_Directions_
Below you will find a set of lines. Repeat them all exactly.

_A block of data_
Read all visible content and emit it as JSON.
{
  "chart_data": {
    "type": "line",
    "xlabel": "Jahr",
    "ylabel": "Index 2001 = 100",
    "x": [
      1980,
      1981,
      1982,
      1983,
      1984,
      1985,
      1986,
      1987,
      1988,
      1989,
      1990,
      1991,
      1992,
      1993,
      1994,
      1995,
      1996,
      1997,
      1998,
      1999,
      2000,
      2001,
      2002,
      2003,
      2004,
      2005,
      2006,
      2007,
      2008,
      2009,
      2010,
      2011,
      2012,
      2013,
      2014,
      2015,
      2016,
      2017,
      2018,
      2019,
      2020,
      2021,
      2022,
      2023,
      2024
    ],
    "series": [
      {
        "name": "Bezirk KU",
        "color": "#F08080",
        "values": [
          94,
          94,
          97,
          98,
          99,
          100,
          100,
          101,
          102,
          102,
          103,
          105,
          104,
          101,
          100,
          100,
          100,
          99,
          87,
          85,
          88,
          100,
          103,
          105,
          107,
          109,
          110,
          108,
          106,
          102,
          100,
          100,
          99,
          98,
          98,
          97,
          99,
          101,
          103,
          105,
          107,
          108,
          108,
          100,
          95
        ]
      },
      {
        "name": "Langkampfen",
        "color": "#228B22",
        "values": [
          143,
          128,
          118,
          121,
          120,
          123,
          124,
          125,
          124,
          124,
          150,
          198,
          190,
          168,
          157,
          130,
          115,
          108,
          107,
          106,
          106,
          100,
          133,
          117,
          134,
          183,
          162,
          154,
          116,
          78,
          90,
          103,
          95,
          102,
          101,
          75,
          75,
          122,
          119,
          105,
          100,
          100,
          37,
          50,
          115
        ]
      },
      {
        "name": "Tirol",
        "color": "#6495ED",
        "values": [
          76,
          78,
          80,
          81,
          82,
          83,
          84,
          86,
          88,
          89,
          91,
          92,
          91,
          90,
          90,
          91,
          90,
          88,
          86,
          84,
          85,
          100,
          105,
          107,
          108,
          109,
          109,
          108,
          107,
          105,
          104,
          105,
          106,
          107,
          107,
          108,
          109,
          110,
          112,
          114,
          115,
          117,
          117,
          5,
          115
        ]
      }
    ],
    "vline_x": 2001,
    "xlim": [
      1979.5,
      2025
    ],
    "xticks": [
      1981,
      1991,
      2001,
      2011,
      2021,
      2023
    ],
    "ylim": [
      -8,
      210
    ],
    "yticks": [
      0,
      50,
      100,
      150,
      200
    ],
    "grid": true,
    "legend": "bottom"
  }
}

_Task output_
Read all visible content and emit it as JSON.
{
  "chart_data": {
    "type": "line",
    "xlabel": "Jahr",
    "ylabel": "Index 2001 = 100",
    "x": [
      1980,
      1981,
      1982,
      1983,
      1984,
      1985,
      1986,
      1987,
      1988,
      1989,
      1990,
      1991,
      1992,
      1993,
      1994,
      1995,
      1996,
      1997,
      1998,
      1999,
      2000,
      2001,
      2002,
      2003,
      2004,
      2005,
      2006,
      2007,
      2008,
      2009,
      2010,
      2011,
      2012,
      2013,
      2014,
      2015,
      2016,
      2017,
      2018,
      2019,
      2020,
      2021,
      2022,
      2023,
      2024
    ],
    "series": [
      {
        "name": "Bezirk KU",
        "color": "#F08080",
        "values": [
          94,
          94,
          97,
          98,
          99,
          100,
          100,
          101,
          102,
          102,
          103,
          105,
          104,
          101,
          100,
          100,
          100,
          99,
          87,
          85,
          88,
          100,
          103,
          105,
          107,
          109,
          110,
          108,
          106,
          102,
          100,
          100,
          99,
          98,
          98,
          97,
          99,
          101,
          103,
          105,
          107,
          108,
          108,
          100,
          95
        ]
      },
      {
        "name": "Langkampfen",
        "color": "#228B22",
        "values": [
          143,
          128,
          118,
          121,
          120,
          123,
          124,
          125,
          124,
          124,
          150,
          198,
          190,
          168,
          157,
          130,
          115,
          108,
          107,
          106,
          106,
          100,
          133,
          117,
          134,
          183,
          162,
          154,
          116,
          78,
          90,
          103,
          95,
          102,
          101,
          75,
          75,
          122,
          119,
          105,
          100,
          100,
          37,
          50,
          115
        ]
      },
      {
        "name": "Tirol",
        "color": "#6495ED",
        "values": [
          76,
          78,
          80,
          81,
          82,
          83,
          84,
          86,
          88,
          89,
          91,
          92,
          91,
          90,
          90,
          91,
          90,
          88,
          86,
          84,
          85,
          100,
          105,
          107,
          108,
          109,
          109,
          108,
          107,
          105,
          104,
          105,
          106,
          107,
          107,
          108,
          109,
          110,
          112,
          114,
          115,
          117,
          117,
          5,
          115
        ]
      }
    ],
    "vline_x": 2001,
    "xlim": [
      1979.5,
      2025
    ],
    "xticks": [
      1981,
      1991,
      2001,
      2011,
      2021,
      2023
    ],
    "ylim": [
      -8,
      210
    ],
    "yticks": [
      0,
      50,
      100,
      150,
      200
    ],
    "grid": true,
    "legend": "bottom"
  }
}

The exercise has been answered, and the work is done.